**Instructions:**
A - Answer these questions from the summary on SARS-CoV-2 variants:
(i) Which variant has the WHO classified as a currently circulating variant of interest?
(ii) Which text prevails if a dispute arises over the translation?
(iii) How does NIID continue to classify the subvariants?
B - Carry the summary on SARS-CoV-2 variants forward with a few sentences that follow on from its final sentence.

**Study text:**
====
Updated April 21, 2023 at 9:00 am
National Institute of Infectious Diseases, Japan
*This is a provisional translation of the summary of the report entitled "kansen-denpasei no zoukaya kougenseino henkaga kenensareru SARS-CoV-2 no henikabunituite (dai27hou) (https://www.niid.go.jp/niid/ja/2019-ncov/2551-cepr/11879-sars-cov-2-27.html)". In the case of any dispute over translation, Japanese text prevails.
Overview of SARS-CoV-2 variants
The Omicron variant, along with its B.1.1.529 lineage and descendant sub-lineages, remains dominant globally among SARS-CoV-2 variants, and there have been no significant changes in epidemiological trends since the No. 26 report. Several sub-variants and recombinant omicron variants have been reported. The WHO has classified XBB.1.5 as a currently circulating variant of interest (VOI) and BA.2.75, CH.1.1, BQ.1, XBB, XBB.1.16, XBB.1.9.1, and XBF as currently circulating variants under monitoring (VUMs) since April 12, 2023.
However, there were no significant changes in viral characteristics, such as severity and infectivity/transmissibility, apart from an increase in the number of infected cases and the possibility of immune escape between subvariants. Thus, NIID continues to classify the subvariants as before. It is important to continue monitoring and collecting information on subvariant outbreaks through genomic analysis in the country and quarantine.
====
[Stored items]
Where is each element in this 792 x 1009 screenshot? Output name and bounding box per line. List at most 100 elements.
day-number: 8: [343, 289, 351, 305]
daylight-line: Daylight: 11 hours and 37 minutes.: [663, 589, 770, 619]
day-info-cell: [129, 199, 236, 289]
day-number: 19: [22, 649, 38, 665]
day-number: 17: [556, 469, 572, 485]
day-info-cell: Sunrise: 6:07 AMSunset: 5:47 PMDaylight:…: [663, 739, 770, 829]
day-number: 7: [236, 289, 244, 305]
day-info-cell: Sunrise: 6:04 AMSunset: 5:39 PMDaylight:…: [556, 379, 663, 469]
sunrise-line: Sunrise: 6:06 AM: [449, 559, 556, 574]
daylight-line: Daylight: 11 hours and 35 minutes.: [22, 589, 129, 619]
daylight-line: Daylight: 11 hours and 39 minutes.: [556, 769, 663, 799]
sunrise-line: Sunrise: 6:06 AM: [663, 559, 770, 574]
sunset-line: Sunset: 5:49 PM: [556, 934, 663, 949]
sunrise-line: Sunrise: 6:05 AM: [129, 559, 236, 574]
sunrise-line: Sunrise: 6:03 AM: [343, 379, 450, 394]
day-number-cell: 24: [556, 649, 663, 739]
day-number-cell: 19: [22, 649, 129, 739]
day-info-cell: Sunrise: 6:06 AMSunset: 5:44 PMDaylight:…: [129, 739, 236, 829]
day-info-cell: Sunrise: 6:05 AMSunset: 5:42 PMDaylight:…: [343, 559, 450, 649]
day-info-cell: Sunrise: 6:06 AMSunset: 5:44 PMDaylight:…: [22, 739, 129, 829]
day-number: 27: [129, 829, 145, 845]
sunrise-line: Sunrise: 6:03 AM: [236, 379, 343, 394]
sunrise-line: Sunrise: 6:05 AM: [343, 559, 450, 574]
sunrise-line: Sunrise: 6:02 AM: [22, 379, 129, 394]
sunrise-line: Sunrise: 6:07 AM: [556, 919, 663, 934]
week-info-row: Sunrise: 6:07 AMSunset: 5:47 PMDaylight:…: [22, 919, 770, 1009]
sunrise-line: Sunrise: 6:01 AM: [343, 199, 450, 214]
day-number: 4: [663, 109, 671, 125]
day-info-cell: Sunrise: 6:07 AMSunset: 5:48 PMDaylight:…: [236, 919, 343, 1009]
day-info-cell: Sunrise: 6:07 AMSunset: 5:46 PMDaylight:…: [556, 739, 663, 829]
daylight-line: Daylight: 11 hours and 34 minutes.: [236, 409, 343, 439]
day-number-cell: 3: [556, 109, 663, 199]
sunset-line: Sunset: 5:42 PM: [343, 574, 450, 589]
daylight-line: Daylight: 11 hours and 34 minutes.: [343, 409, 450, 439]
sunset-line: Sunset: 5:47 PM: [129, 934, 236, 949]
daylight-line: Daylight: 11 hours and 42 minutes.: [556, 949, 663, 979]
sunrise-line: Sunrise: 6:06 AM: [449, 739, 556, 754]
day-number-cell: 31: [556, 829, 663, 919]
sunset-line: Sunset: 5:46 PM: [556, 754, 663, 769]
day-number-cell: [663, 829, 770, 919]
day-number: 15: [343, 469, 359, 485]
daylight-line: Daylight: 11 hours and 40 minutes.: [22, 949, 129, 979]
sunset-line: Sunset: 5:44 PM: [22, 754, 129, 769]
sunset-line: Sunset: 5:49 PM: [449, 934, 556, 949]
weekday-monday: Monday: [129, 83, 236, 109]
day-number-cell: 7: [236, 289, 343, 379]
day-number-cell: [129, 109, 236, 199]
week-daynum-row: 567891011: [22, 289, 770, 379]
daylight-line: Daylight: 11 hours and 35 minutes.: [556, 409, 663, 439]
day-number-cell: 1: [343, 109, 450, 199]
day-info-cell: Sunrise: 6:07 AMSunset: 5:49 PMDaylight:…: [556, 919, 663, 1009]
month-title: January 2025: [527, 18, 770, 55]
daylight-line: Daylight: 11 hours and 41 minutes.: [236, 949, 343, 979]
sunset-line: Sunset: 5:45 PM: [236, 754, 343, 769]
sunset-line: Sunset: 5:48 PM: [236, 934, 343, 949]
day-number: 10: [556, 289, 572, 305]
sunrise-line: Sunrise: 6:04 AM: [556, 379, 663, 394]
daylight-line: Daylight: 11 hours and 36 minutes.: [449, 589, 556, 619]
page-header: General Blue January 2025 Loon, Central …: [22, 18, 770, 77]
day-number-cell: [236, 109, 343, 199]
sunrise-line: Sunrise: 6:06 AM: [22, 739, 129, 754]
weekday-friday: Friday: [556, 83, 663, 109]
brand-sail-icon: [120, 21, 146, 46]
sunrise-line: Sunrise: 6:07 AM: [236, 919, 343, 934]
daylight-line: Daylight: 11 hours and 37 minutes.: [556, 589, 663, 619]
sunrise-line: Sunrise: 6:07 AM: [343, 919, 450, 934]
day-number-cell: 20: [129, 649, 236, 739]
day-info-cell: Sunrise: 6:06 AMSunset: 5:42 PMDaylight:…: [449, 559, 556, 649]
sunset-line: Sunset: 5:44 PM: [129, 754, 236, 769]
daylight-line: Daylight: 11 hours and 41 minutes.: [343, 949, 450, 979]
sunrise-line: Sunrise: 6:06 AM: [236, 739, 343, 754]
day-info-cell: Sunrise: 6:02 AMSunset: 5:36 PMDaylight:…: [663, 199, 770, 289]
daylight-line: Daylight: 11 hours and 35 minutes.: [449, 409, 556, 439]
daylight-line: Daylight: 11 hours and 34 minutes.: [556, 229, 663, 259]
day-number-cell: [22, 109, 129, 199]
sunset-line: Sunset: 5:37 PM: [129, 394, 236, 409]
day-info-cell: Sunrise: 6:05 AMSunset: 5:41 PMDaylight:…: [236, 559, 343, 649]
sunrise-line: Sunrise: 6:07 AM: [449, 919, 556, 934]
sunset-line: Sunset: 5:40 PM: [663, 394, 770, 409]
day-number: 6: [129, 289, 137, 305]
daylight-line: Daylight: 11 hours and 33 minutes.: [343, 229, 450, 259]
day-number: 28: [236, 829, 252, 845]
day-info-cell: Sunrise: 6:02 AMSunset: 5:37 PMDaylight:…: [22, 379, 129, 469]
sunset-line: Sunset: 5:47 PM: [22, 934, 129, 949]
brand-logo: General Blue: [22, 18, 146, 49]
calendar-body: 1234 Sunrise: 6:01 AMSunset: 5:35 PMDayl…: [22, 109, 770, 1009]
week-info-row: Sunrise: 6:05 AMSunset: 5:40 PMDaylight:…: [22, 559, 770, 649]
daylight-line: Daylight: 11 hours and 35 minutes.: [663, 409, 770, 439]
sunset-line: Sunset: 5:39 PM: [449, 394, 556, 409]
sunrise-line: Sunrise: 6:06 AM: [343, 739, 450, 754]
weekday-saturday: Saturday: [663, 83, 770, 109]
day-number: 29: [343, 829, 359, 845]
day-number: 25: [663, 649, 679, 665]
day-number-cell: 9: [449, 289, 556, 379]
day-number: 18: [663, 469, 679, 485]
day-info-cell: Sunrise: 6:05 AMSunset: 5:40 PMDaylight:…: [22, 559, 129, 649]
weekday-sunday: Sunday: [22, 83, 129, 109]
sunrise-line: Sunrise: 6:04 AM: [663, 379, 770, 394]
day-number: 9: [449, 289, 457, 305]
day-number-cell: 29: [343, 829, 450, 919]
====
**Answer section:**
A -
(i) XBB.1.5
(ii) The Japanese text
(iii) As before

B -
According to the WHO weekly epidemiological updates on COVID-19 (April 13, 2022), 47.9% of XBB.1.5 sequences, 7.6% of XBB.1.9.1 and 17.6% of the other XBB variant (excluding XBB.1.5, XBB.1.16, and XBB.1.9.1) were reported in the 12th week of 2023 (March 20-26, 2023).
In Japan, BA.5 replaced BA.2 around July 2022, and the relative sequence prevalence among circulating variants has been dominated by BA.5, followed by an increasing proportion of BQ.1 (a sub-lineage of the BA.5.3 lineage) and BA.2.75 (a sub-lineage of the BA.2 lineage) since October 2022. The proportion of XBB variants has increased since January 2023.
Some subvariants, such as BQ.1 and XBB, exhibit characteristic mutations in the spike protein that allow the virus to evade neutralizing antibodies generated through vaccination or previous infection and may have a growth advantage. Some subvariants, such as XBB.1.5 in North America, XBB.1.9 in Europe, and XBB.1.16 in India, may have a growth advantage over existing sub-lineages in certain regions. However, there is no evidence that these variants spread more rapidly than other variants.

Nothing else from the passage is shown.